Set out every line bearing the string "aber".

## BEGIN Supplied material

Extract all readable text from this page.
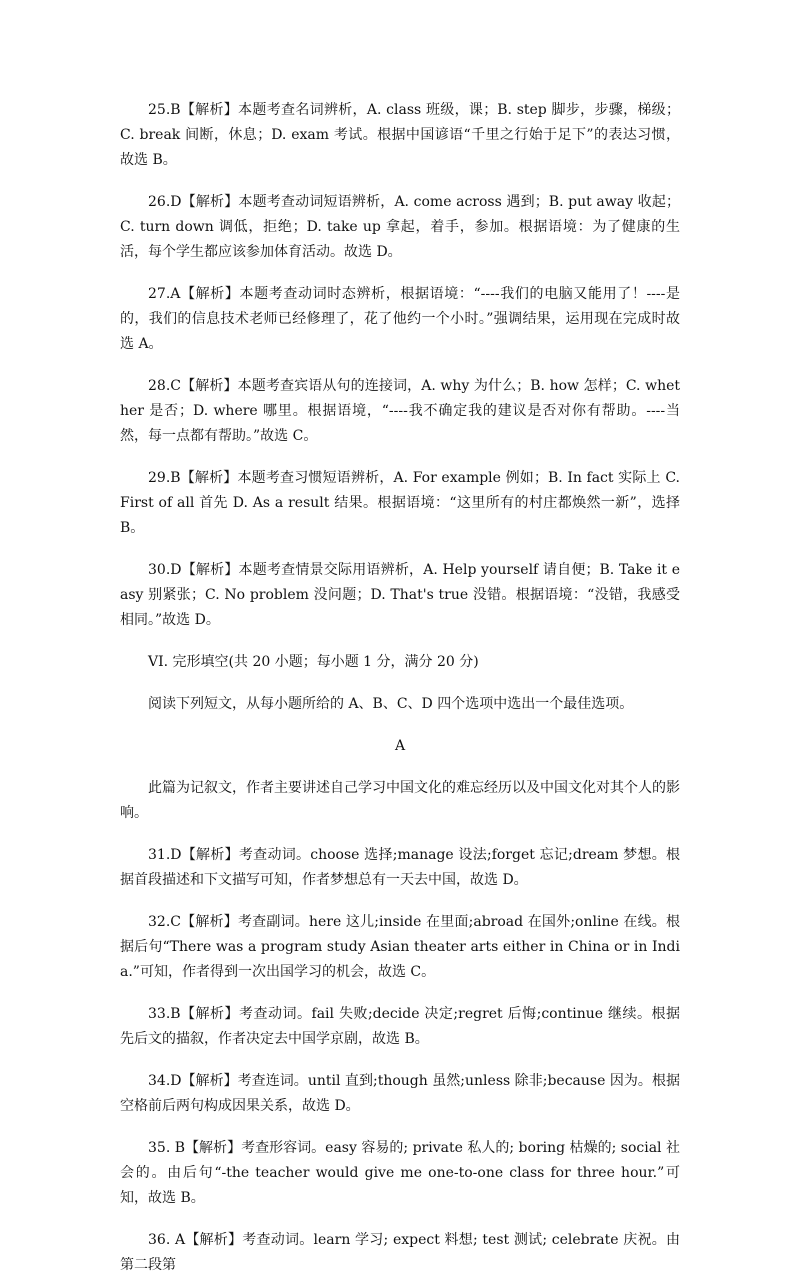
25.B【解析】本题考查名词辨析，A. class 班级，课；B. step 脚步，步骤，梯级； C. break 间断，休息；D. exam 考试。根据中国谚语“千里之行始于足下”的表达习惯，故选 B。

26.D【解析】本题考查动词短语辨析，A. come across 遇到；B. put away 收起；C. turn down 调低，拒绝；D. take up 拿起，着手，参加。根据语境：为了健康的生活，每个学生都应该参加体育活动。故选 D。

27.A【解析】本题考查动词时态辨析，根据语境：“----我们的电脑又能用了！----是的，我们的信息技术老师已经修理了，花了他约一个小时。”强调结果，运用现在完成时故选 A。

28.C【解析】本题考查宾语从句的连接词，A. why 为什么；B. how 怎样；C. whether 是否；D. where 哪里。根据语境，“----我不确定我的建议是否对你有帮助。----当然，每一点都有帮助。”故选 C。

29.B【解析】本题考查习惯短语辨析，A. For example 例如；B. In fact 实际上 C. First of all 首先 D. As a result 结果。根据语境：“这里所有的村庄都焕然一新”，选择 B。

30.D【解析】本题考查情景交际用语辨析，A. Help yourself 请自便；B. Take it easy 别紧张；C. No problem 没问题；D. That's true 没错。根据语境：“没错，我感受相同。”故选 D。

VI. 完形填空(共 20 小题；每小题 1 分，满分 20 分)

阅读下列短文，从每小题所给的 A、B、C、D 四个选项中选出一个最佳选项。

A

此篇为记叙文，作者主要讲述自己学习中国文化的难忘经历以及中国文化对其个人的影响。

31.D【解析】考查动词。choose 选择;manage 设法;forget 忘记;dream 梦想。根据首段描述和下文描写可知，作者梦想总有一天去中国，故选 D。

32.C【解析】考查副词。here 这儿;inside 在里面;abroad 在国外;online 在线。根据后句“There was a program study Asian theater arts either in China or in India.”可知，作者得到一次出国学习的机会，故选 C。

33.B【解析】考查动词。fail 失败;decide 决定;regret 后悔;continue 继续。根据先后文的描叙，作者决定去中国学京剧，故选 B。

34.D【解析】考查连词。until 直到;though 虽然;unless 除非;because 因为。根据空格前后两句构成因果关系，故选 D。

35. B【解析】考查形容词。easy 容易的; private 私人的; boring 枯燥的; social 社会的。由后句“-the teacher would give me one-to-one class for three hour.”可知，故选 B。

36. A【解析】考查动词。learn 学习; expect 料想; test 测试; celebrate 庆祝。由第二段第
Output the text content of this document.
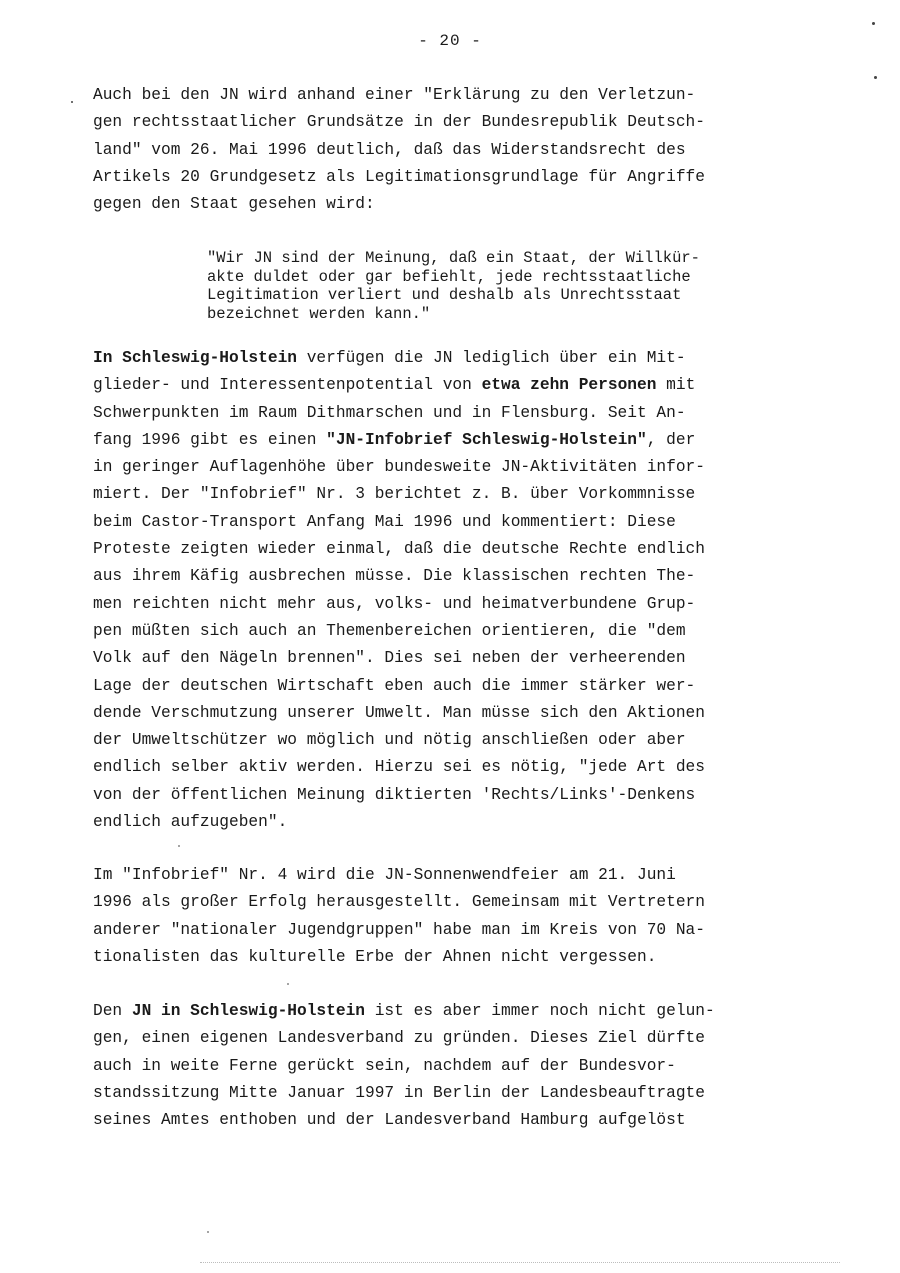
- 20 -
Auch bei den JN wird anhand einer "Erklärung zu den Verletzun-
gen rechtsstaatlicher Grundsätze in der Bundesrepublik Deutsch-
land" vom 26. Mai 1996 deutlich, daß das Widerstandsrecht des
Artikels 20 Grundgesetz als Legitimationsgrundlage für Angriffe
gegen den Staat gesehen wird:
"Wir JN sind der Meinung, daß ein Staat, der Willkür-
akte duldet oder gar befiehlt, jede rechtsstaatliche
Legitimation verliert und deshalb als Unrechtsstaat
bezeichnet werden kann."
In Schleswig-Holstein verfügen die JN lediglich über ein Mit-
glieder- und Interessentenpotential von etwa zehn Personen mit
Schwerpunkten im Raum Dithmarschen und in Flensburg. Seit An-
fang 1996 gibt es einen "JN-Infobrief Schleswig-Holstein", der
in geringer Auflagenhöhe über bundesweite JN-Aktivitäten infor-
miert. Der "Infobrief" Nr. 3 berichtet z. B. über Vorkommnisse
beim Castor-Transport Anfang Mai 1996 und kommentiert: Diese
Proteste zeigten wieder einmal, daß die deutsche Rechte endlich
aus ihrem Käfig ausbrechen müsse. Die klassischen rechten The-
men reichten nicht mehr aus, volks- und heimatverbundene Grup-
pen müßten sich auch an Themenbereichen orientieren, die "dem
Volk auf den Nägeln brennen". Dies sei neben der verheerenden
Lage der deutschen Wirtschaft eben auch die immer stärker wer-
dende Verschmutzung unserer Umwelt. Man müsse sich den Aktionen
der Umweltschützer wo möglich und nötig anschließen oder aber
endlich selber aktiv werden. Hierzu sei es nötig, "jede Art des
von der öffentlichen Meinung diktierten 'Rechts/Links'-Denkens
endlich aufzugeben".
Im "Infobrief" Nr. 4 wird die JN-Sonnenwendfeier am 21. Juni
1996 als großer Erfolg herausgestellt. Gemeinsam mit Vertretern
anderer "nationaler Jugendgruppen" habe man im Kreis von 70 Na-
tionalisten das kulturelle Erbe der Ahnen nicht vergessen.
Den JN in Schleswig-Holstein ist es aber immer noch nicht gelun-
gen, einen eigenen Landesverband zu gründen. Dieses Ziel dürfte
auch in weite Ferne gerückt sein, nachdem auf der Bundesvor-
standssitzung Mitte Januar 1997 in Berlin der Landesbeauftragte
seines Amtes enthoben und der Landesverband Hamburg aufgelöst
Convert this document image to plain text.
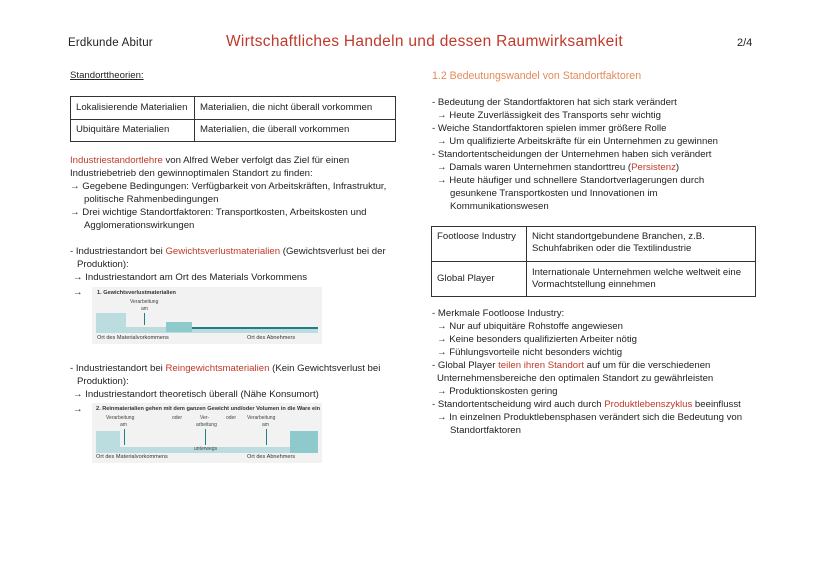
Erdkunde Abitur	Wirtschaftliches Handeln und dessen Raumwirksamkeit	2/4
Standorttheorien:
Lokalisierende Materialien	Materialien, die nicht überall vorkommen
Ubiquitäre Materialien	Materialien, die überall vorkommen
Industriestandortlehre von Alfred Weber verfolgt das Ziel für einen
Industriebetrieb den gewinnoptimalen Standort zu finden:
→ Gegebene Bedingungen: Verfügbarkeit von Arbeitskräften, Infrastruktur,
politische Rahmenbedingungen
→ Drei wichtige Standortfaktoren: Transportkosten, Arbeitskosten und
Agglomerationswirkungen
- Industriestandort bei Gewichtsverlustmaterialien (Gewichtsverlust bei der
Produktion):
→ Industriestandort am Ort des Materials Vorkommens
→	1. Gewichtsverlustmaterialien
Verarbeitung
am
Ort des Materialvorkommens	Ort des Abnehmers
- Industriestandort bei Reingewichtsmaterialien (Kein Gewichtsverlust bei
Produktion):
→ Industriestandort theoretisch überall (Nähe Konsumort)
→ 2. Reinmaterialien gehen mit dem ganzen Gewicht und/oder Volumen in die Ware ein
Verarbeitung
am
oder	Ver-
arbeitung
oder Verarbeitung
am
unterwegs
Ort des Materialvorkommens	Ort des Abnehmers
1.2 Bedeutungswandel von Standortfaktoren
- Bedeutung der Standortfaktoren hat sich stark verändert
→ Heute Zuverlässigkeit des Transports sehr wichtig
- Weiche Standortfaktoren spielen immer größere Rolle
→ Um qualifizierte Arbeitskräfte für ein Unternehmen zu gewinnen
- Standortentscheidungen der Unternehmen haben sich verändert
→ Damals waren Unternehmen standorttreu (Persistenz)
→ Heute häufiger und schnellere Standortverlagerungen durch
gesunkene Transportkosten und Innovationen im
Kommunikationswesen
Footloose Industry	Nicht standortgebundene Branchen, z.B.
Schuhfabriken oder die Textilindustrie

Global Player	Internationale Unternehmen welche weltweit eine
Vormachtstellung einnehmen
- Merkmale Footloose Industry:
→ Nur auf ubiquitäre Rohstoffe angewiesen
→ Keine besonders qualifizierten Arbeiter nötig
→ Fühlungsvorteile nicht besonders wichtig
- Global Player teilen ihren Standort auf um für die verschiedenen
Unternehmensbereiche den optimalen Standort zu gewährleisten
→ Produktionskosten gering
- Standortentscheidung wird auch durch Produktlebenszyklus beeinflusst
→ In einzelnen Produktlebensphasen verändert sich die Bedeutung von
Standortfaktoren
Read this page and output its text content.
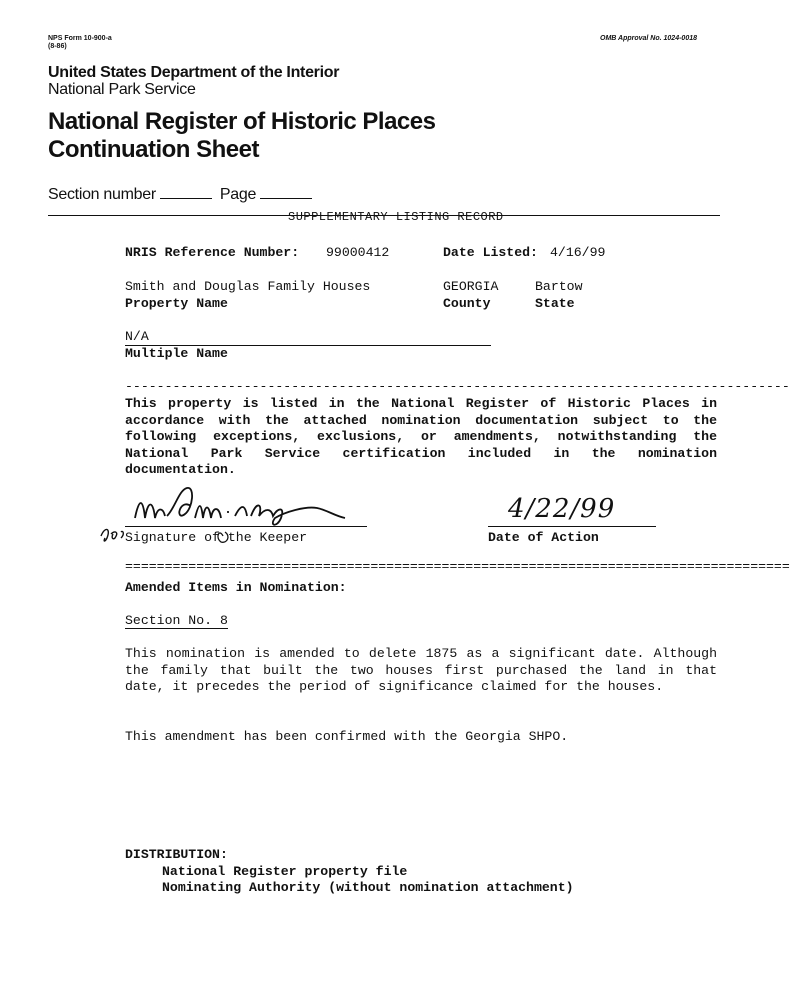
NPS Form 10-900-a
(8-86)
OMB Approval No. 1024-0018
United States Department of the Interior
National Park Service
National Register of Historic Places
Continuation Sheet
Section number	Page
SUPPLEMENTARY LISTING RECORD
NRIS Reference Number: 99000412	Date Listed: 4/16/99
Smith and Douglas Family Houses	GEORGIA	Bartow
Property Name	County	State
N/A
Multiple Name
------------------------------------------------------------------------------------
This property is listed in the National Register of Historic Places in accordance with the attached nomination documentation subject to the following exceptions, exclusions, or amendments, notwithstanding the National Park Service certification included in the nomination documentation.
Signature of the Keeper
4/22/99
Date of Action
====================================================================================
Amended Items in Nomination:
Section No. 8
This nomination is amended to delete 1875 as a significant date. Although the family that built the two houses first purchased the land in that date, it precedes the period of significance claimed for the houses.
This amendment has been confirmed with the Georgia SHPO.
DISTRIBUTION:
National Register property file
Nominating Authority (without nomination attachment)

## END Supplied material

• _Complete response_:
der Umweltschützer wo möglich und nötig anschließen oder aber
Den JN in Schleswig-Holstein ist es aber immer noch nicht gelun-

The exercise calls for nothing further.